▶ _TASK REQUIREMENTS_
From the entries below, extract every line that includes the word "time".

▶ _PROVIDED ENTRIES_
——————————
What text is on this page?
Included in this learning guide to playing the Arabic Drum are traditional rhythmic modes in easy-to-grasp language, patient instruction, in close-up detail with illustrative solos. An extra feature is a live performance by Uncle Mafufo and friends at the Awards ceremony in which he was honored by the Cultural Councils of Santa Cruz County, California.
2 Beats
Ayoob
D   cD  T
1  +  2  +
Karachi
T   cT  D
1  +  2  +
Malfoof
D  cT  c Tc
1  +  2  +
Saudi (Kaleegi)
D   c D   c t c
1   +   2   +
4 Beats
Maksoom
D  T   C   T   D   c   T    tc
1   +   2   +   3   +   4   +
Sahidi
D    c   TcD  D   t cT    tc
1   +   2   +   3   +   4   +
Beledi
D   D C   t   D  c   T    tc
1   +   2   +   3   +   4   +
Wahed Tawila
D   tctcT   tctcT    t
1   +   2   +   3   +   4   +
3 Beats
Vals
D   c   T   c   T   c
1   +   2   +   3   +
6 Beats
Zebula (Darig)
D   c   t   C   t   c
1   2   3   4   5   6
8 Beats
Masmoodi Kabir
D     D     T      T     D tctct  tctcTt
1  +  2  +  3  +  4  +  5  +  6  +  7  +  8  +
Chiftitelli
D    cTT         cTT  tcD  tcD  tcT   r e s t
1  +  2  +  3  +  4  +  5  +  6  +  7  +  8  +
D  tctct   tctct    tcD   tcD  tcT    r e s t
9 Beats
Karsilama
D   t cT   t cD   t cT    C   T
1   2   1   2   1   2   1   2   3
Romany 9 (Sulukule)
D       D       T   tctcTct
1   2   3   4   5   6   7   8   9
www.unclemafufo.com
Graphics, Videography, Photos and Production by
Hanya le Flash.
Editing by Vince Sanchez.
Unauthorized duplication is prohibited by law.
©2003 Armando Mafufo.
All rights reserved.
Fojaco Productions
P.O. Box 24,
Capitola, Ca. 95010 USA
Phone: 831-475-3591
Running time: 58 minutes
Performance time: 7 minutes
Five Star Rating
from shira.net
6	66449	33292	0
——————————
▶ _RESULT OF THIS EXERCISE_
Running time: 58 minutes
Performance time: 7 minutes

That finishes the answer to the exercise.